— Exercise instructions —
Copy out all lines of the records in which the word "source" appears.

----- Data provided

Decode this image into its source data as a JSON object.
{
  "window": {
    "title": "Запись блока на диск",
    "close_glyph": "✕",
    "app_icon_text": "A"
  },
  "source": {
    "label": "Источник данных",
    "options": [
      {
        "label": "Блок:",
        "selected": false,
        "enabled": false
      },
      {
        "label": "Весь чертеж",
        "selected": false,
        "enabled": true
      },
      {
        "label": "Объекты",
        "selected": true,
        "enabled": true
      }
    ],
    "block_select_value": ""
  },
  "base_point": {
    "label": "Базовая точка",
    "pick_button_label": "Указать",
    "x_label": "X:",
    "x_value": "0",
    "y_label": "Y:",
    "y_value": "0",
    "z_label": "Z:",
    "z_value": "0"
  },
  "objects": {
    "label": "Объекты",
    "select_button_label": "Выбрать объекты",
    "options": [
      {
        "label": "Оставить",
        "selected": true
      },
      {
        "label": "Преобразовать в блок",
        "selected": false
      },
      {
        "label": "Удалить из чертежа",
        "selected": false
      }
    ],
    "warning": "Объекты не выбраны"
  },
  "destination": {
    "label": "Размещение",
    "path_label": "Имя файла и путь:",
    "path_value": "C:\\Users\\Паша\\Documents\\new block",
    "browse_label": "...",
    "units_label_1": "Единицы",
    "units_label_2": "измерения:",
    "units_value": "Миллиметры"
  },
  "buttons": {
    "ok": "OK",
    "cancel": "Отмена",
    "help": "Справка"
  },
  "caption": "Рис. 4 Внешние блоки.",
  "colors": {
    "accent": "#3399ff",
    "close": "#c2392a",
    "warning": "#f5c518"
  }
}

----------

— Output for this exercise —
Decode this image into its source data as a JSON object.
  "source": {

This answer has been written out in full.